WHAT YOU NEED TO DO
Extract each line of the data and write it out again exactly.

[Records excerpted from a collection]
========================================================================

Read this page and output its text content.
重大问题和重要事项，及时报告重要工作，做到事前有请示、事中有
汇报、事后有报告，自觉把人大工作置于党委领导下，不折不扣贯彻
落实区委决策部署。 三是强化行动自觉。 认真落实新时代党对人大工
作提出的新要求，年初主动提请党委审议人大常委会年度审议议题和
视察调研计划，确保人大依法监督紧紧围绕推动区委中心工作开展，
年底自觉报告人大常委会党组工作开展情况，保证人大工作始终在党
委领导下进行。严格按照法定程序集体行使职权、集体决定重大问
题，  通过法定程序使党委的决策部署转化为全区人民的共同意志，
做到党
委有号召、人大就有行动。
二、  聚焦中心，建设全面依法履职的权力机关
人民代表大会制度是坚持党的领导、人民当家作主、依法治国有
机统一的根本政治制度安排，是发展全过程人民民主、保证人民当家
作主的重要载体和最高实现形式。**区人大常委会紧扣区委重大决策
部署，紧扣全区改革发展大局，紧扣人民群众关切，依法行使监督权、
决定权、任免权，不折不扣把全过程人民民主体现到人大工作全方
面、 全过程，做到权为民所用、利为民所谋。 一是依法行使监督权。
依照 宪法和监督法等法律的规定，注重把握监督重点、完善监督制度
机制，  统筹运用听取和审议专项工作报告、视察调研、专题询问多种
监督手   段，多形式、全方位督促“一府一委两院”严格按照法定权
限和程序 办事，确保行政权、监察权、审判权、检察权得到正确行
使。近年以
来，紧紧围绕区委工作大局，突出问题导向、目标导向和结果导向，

========================================================================

RESPONSE TO THIS TASK
Read this page and output its text content.
重大问题和重要事项，及时报告重要工作，做到事前有请示、事中有
汇报、事后有报告，自觉把人大工作置于党委领导下，不折不扣贯彻
落实区委决策部署。 三是强化行动自觉。 认真落实新时代党对人大工
作提出的新要求，年初主动提请党委审议人大常委会年度审议议题和
视察调研计划，确保人大依法监督紧紧围绕推动区委中心工作开展，
年底自觉报告人大常委会党组工作开展情况，保证人大工作始终在党
委领导下进行。严格按照法定程序集体行使职权、集体决定重大问
题，  通过法定程序使党委的决策部署转化为全区人民的共同意志，
做到党
委有号召、人大就有行动。
二、  聚焦中心，建设全面依法履职的权力机关
人民代表大会制度是坚持党的领导、人民当家作主、依法治国有
机统一的根本政治制度安排，是发展全过程人民民主、保证人民当家
作主的重要载体和最高实现形式。**区人大常委会紧扣区委重大决策
部署，紧扣全区改革发展大局，紧扣人民群众关切，依法行使监督权、
决定权、任免权，不折不扣把全过程人民民主体现到人大工作全方
面、 全过程，做到权为民所用、利为民所谋。 一是依法行使监督权。
依照 宪法和监督法等法律的规定，注重把握监督重点、完善监督制度
机制，  统筹运用听取和审议专项工作报告、视察调研、专题询问多种
监督手   段，多形式、全方位督促“一府一委两院”严格按照法定权
限和程序 办事，确保行政权、监察权、审判权、检察权得到正确行
使。近年以
来，紧紧围绕区委工作大局，突出问题导向、目标导向和结果导向，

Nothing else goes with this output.